# [TASK]
Return an exact copy of the lines from the one holding "Enumerate this screenshot's" to the end of the data, including both the starting and final lines. Leave the pictures out.

# [INFORMATION GIVEN]
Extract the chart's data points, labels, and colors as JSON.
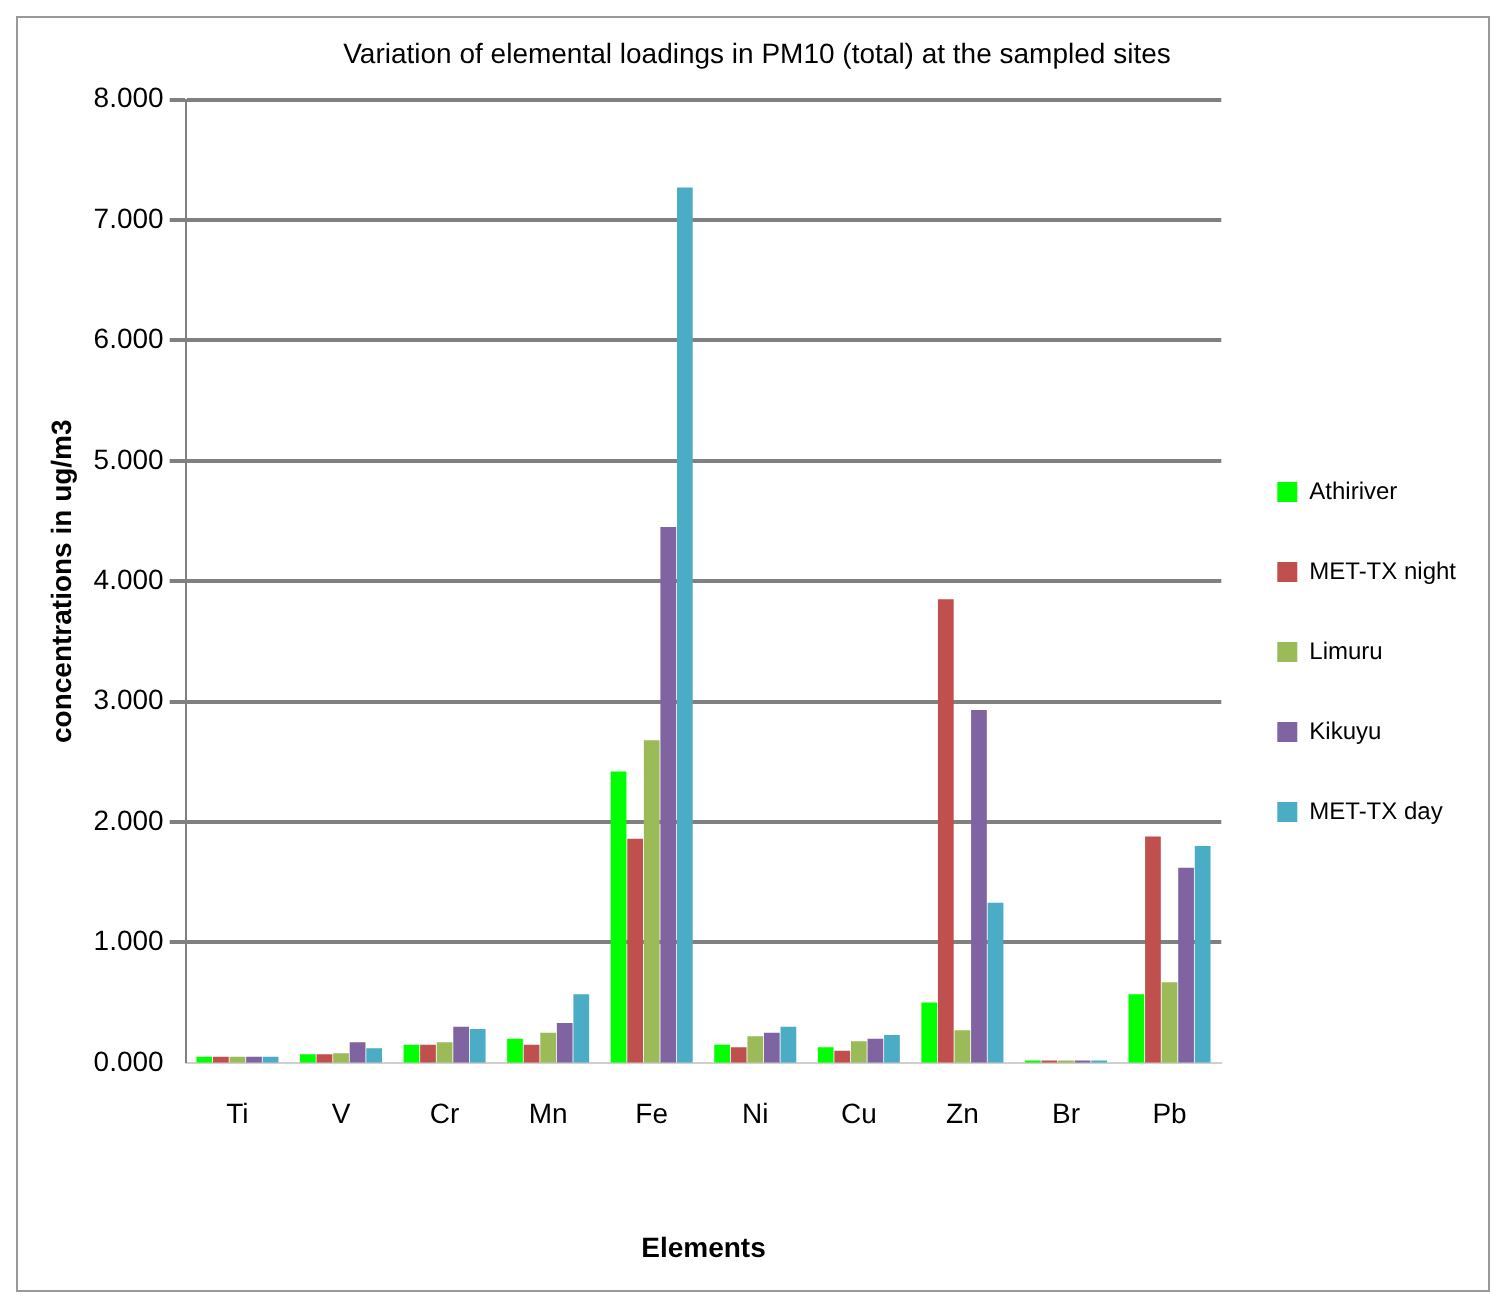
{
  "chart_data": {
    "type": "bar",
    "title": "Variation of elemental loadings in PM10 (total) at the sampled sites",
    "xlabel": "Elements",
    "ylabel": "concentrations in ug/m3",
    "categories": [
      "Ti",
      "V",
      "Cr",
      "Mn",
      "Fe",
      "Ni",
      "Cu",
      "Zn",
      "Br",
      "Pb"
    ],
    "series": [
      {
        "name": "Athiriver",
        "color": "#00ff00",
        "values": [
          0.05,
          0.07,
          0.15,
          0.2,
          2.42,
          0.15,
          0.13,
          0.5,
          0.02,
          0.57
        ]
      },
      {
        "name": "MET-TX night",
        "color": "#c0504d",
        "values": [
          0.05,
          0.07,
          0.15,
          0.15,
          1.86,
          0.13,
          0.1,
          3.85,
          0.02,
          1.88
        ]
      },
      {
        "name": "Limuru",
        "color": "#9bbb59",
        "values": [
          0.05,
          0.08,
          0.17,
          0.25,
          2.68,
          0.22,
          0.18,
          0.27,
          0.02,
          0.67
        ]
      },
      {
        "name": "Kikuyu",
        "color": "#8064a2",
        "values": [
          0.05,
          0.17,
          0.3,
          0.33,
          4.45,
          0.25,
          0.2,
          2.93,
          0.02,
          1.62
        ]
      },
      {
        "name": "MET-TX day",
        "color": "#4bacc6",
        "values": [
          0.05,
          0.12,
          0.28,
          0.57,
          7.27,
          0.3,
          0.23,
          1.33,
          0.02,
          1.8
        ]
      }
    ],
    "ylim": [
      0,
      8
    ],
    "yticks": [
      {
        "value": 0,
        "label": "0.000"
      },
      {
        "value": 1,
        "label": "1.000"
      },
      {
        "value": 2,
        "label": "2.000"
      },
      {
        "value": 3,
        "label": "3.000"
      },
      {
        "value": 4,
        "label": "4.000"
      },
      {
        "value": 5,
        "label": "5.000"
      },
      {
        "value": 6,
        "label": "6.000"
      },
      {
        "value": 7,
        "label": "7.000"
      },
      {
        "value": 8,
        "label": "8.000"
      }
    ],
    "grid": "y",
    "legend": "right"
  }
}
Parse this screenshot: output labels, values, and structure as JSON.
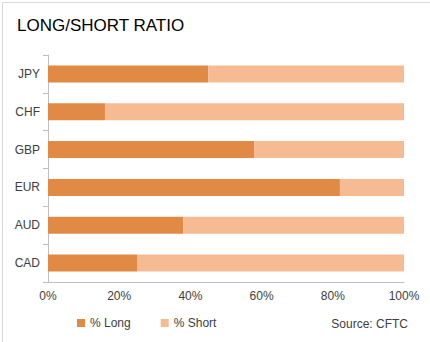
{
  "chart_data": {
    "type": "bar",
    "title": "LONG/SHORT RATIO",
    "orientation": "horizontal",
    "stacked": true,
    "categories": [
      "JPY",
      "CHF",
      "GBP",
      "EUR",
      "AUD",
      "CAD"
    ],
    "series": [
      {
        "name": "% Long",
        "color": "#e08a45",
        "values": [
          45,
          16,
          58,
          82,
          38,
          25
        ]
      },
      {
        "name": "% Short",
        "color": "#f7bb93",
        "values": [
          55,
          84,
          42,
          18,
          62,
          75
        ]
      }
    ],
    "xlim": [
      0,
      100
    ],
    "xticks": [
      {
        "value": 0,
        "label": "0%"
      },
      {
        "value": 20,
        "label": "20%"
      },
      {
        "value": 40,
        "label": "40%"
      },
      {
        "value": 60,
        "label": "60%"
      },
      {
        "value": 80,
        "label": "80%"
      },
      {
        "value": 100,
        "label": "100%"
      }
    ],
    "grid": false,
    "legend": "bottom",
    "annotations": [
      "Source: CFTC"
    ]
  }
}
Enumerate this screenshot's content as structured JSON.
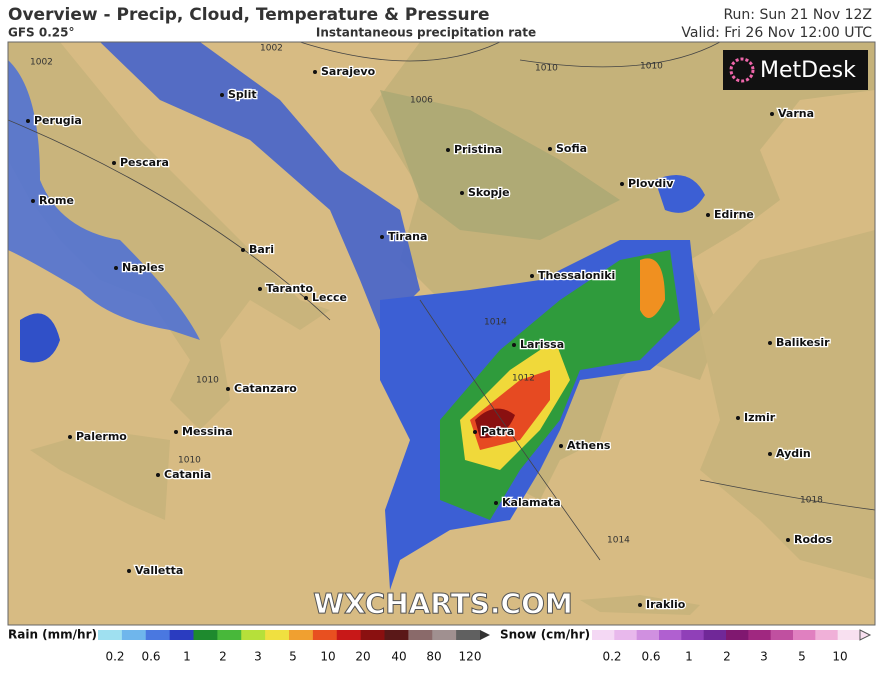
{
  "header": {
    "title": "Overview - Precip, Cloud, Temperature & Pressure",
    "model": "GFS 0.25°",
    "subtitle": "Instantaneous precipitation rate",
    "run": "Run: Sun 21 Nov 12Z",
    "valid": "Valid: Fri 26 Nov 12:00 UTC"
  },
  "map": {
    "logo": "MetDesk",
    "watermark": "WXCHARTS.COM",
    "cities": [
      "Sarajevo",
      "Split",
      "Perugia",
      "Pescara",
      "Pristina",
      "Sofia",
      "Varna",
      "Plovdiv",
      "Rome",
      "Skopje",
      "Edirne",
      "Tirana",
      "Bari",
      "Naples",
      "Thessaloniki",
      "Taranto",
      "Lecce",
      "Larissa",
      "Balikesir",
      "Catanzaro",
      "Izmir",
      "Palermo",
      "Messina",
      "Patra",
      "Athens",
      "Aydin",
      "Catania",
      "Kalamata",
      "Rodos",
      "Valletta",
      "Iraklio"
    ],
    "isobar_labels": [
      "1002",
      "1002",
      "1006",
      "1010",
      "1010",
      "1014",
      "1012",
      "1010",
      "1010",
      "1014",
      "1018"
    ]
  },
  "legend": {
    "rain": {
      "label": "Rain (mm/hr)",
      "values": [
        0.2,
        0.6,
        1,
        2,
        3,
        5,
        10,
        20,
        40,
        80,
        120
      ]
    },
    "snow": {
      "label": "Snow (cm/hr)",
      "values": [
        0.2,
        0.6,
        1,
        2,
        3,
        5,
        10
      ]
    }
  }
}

# [TASK RESPONSE]
Enumerate this screenshot's content as structured JSON.
{
  "header": {
    "title": "Overview - Precip, Cloud, Temperature & Pressure",
    "model": "GFS 0.25°",
    "subtitle": "Instantaneous precipitation rate",
    "run": "Run: Sun 21 Nov 12Z",
    "valid": "Valid: Fri 26 Nov 12:00 UTC"
  },
  "map": {
    "logo": "MetDesk",
    "watermark": "WXCHARTS.COM",
    "cities": [
      "Sarajevo",
      "Split",
      "Perugia",
      "Pescara",
      "Pristina",
      "Sofia",
      "Varna",
      "Plovdiv",
      "Rome",
      "Skopje",
      "Edirne",
      "Tirana",
      "Bari",
      "Naples",
      "Thessaloniki",
      "Taranto",
      "Lecce",
      "Larissa",
      "Balikesir",
      "Catanzaro",
      "Izmir",
      "Palermo",
      "Messina",
      "Patra",
      "Athens",
      "Aydin",
      "Catania",
      "Kalamata",
      "Rodos",
      "Valletta",
      "Iraklio"
    ],
    "isobar_labels": [
      "1002",
      "1002",
      "1006",
      "1010",
      "1010",
      "1014",
      "1012",
      "1010",
      "1010",
      "1014",
      "1018"
    ]
  },
  "legend": {
    "rain": {
      "label": "Rain (mm/hr)",
      "values": [
        0.2,
        0.6,
        1,
        2,
        3,
        5,
        10,
        20,
        40,
        80,
        120
      ]
    },
    "snow": {
      "label": "Snow (cm/hr)",
      "values": [
        0.2,
        0.6,
        1,
        2,
        3,
        5,
        10
      ]
    }
  }
}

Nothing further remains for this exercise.